What the task asks: Tally the lines that include the word "Дружбы" and reply with nothing but the total.

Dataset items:

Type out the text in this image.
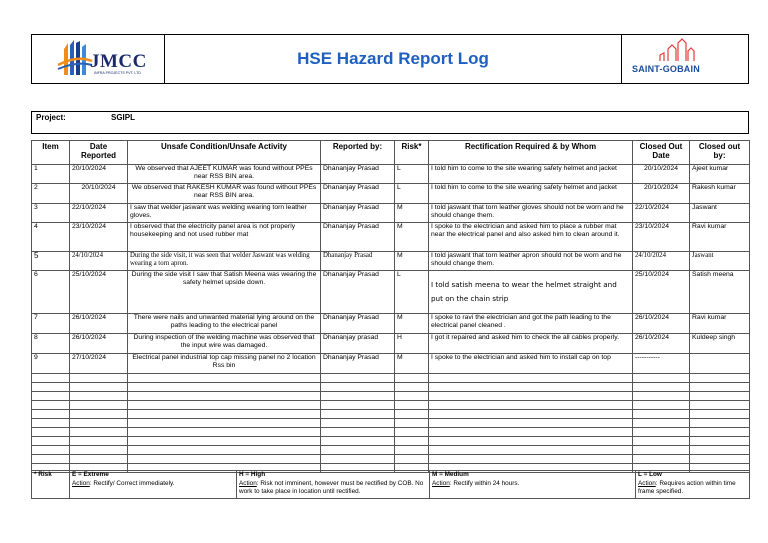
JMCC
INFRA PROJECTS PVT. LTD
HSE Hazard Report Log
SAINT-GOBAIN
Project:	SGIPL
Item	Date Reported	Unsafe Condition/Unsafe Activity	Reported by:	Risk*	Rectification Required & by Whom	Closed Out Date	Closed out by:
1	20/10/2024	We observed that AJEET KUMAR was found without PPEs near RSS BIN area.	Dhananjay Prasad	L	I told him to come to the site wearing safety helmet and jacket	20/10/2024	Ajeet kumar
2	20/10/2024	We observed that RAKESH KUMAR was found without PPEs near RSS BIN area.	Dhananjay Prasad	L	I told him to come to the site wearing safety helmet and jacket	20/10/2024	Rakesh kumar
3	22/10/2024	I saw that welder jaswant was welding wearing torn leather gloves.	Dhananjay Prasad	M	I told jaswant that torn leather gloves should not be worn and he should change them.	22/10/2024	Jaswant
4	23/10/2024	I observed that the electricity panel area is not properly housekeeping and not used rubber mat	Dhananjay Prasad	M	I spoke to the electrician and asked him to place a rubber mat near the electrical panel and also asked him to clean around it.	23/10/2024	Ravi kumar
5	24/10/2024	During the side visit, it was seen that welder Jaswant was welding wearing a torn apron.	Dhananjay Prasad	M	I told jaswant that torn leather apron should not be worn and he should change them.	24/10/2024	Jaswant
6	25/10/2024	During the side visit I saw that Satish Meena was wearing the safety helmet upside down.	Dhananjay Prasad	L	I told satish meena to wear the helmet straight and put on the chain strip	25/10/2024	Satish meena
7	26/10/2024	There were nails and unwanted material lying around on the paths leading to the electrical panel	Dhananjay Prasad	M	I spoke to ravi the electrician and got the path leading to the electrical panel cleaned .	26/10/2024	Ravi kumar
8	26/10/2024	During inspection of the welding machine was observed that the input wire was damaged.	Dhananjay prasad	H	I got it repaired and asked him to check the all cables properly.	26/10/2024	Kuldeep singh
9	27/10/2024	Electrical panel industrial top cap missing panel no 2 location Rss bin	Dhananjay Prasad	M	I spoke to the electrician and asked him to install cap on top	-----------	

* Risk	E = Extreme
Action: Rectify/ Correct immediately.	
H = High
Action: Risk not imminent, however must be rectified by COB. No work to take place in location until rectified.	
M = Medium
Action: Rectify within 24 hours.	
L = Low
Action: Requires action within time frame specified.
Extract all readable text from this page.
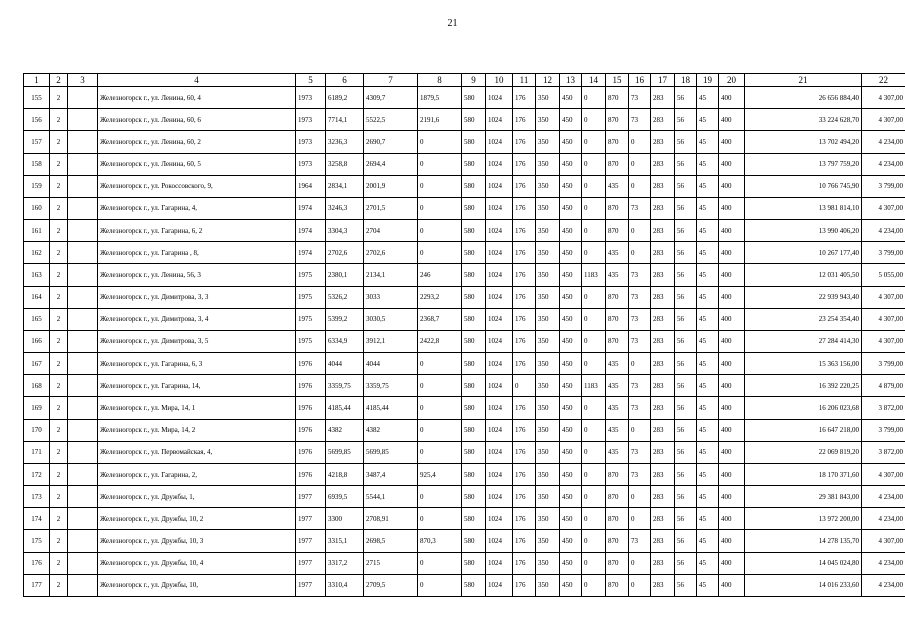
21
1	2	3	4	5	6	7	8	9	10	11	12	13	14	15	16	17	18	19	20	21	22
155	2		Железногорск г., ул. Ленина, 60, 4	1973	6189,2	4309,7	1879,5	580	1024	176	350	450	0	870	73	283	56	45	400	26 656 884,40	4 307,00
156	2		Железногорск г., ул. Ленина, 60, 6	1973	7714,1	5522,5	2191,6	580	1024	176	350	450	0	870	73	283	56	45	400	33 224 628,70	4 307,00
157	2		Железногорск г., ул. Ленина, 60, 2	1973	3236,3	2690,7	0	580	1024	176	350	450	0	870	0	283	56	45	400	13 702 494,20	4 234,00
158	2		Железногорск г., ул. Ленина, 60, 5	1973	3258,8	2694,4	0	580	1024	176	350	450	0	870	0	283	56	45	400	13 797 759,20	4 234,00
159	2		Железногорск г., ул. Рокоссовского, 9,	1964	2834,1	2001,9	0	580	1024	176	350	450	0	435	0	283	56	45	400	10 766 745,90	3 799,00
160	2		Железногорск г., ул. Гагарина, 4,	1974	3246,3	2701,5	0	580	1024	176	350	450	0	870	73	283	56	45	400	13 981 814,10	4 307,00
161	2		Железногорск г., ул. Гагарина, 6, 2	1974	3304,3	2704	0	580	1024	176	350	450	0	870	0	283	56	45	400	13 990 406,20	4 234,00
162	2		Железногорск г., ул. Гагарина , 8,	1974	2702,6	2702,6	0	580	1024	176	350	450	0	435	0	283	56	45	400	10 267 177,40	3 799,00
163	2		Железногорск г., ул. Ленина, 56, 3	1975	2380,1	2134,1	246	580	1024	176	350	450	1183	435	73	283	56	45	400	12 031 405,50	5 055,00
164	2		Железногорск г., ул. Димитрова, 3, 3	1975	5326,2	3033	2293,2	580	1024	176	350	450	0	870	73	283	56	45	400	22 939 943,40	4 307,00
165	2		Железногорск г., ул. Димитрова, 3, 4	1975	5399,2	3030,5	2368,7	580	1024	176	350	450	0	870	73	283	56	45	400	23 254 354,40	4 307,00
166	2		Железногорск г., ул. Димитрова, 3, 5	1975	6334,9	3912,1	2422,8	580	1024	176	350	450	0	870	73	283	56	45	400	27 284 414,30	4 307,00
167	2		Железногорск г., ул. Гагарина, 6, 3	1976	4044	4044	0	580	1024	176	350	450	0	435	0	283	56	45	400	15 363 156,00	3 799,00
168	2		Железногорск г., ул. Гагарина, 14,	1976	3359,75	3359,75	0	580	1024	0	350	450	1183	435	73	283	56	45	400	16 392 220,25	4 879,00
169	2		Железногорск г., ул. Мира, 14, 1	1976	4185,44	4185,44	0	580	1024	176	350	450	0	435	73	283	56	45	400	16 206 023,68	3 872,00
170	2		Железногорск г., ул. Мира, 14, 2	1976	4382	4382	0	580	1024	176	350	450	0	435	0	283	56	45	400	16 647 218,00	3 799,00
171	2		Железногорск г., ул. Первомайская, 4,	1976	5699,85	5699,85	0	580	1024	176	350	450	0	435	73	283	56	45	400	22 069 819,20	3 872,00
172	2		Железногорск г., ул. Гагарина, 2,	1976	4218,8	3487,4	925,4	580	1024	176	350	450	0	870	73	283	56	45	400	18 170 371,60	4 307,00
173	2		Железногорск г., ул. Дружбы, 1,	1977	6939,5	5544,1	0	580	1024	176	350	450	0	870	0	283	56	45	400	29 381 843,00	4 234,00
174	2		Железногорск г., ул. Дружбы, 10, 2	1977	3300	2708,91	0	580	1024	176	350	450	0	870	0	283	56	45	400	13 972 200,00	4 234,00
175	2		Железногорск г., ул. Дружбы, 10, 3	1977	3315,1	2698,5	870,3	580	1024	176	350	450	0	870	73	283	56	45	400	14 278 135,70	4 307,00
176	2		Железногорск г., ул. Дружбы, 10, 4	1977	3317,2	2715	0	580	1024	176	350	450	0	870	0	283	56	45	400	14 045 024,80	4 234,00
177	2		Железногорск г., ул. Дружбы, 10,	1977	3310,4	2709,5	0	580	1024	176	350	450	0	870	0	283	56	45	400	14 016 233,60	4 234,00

* * *

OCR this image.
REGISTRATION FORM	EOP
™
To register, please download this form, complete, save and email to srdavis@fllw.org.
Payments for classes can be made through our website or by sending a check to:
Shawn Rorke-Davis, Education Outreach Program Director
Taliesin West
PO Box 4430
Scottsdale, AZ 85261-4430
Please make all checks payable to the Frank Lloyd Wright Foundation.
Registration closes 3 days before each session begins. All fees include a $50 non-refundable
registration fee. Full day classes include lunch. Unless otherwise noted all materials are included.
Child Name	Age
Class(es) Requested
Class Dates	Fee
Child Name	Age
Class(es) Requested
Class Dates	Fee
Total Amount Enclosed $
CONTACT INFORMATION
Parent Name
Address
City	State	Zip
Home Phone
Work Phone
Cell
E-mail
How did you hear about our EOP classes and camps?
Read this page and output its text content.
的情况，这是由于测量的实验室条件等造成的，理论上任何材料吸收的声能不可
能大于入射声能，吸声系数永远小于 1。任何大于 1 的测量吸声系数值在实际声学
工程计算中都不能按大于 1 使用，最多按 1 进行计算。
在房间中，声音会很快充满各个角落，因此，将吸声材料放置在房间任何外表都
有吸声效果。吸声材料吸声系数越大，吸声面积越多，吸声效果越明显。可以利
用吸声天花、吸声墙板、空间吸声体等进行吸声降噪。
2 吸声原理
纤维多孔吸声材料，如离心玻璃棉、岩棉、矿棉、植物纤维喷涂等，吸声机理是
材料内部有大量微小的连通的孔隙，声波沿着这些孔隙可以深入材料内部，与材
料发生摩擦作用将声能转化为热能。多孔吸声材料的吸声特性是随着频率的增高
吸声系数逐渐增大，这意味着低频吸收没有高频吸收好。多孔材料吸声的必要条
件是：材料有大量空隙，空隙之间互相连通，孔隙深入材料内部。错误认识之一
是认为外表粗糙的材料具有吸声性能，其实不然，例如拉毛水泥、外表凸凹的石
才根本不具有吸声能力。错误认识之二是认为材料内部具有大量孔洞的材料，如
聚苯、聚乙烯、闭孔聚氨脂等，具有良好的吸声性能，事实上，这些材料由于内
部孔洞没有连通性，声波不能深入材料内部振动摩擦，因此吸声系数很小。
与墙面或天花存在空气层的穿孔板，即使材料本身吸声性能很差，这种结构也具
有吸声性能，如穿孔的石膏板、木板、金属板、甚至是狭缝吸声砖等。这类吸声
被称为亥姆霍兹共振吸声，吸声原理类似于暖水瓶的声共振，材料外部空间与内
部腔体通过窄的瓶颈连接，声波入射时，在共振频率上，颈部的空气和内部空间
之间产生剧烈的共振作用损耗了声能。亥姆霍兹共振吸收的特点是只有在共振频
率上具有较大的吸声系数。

==

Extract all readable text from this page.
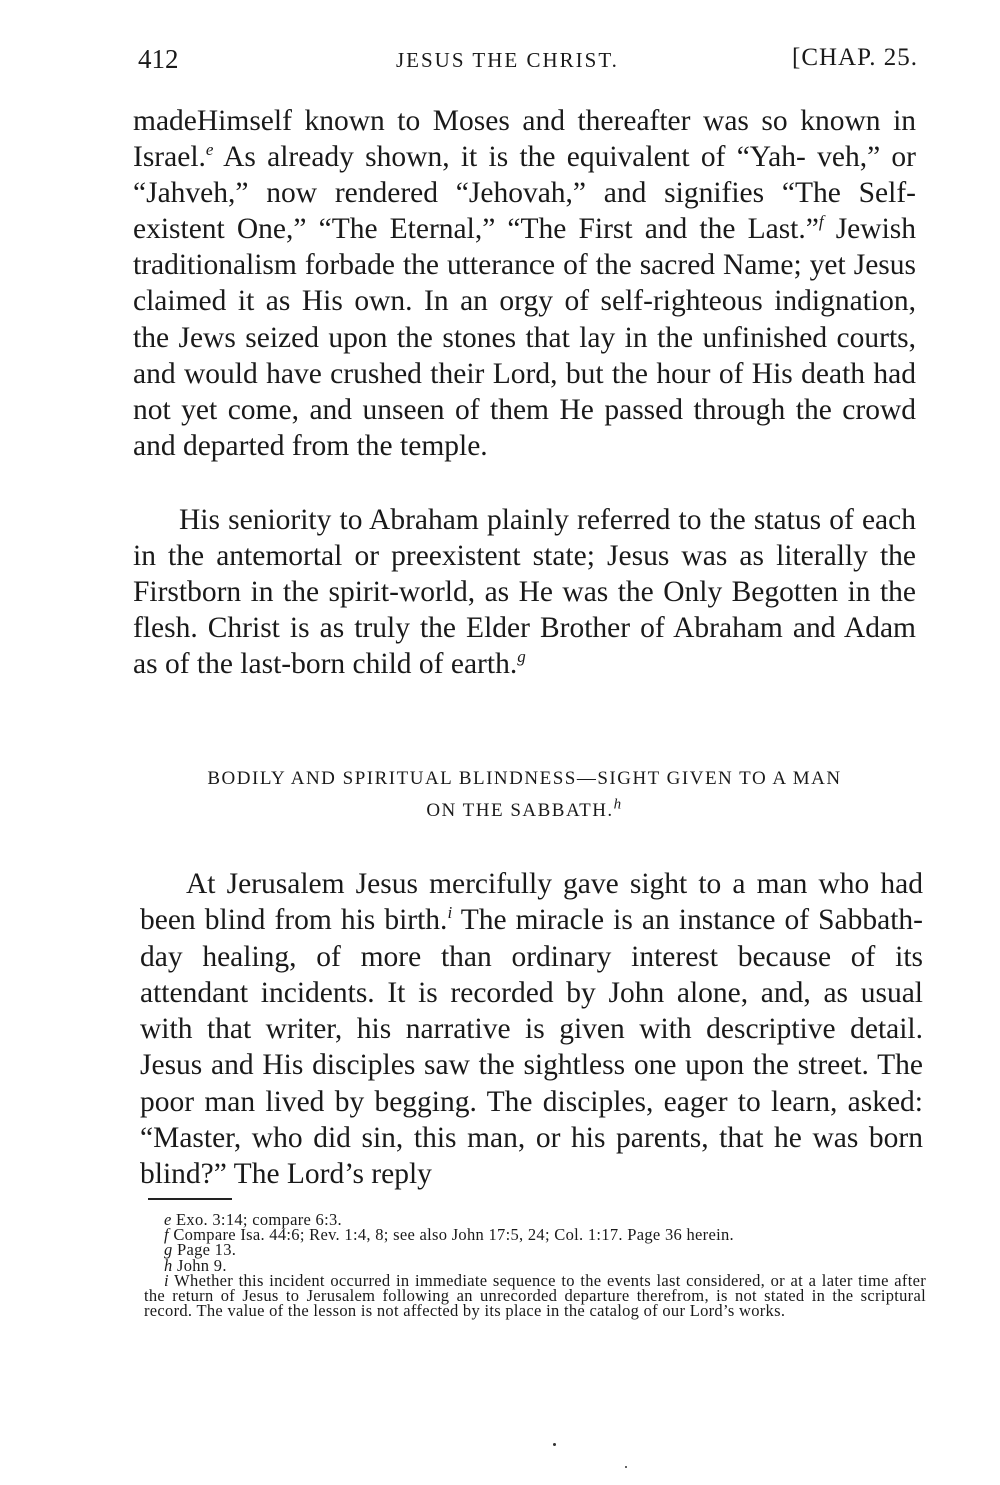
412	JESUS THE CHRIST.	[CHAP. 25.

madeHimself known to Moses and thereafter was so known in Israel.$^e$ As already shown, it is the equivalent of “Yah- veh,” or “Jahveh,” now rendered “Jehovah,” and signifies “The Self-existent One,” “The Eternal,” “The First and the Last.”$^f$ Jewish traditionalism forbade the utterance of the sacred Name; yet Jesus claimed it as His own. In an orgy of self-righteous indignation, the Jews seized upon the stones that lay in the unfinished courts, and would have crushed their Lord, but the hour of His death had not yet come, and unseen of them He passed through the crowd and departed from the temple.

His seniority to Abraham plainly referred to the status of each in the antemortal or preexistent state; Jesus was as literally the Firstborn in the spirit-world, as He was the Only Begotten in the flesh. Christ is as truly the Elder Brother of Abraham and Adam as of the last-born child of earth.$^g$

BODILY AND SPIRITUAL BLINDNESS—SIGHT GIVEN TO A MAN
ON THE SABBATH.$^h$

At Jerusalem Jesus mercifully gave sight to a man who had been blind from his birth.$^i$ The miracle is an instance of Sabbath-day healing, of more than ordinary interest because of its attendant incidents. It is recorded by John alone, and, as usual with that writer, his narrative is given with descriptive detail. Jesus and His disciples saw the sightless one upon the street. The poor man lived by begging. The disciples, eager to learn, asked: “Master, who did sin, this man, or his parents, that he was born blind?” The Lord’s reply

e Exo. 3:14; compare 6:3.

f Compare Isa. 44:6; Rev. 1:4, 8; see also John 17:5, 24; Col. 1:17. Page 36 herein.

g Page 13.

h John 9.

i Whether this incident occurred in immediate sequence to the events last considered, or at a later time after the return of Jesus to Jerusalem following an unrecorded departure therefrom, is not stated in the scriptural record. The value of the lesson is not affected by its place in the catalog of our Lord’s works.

Correct output: 5